◆ TASK PROMPT: Repeat each entry word for word. Leave any images out of the copy.

◆ Stored items:
»»
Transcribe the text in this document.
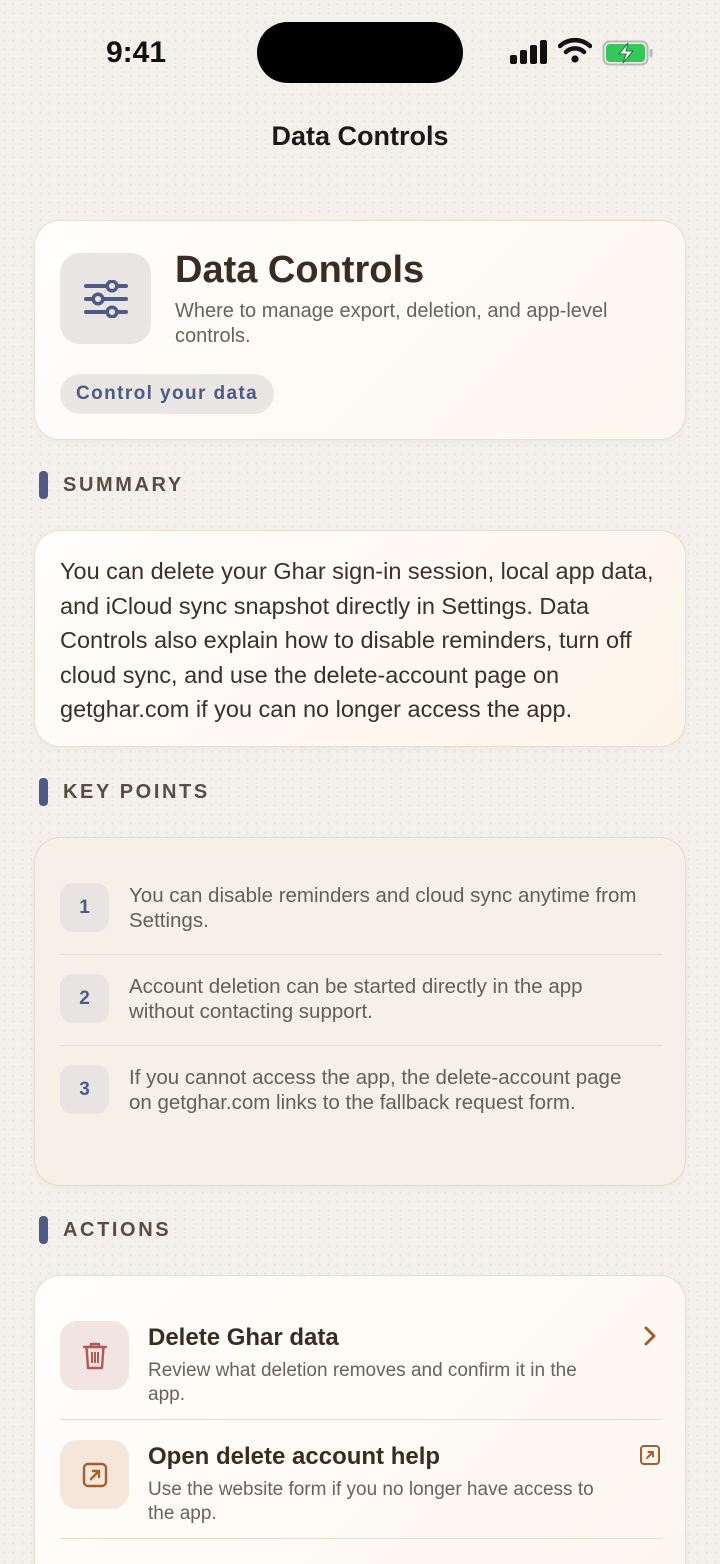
9:41
Data Controls
Data Controls
Where to manage export, deletion, and app-level controls.
Control your data
SUMMARY
You can delete your Ghar sign-in session, local app data, and iCloud sync snapshot directly in Settings. Data Controls also explain how to disable reminders, turn off cloud sync, and use the delete-account page on getghar.com if you can no longer access the app.
KEY POINTS
1
You can disable reminders and cloud sync anytime from Settings.
2
Account deletion can be started directly in the app without contacting support.
3
If you cannot access the app, the delete-account page on getghar.com links to the fallback request form.
ACTIONS
Delete Ghar data
Review what deletion removes and confirm it in the app.
Open delete account help
Use the website form if you no longer have access to the app.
««
◆ OUTPUT BELOW:
Transcribe the text in this document.
9:41
Data Controls
Data Controls
Where to manage export, deletion, and app-level controls.
Control your data
SUMMARY
You can delete your Ghar sign-in session, local app data, and iCloud sync snapshot directly in Settings. Data Controls also explain how to disable reminders, turn off cloud sync, and use the delete-account page on getghar.com if you can no longer access the app.
KEY POINTS
1
You can disable reminders and cloud sync anytime from Settings.
2
Account deletion can be started directly in the app without contacting support.
3
If you cannot access the app, the delete-account page on getghar.com links to the fallback request form.
ACTIONS
Delete Ghar data
Review what deletion removes and confirm it in the app.
Open delete account help
Use the website form if you no longer have access to the app.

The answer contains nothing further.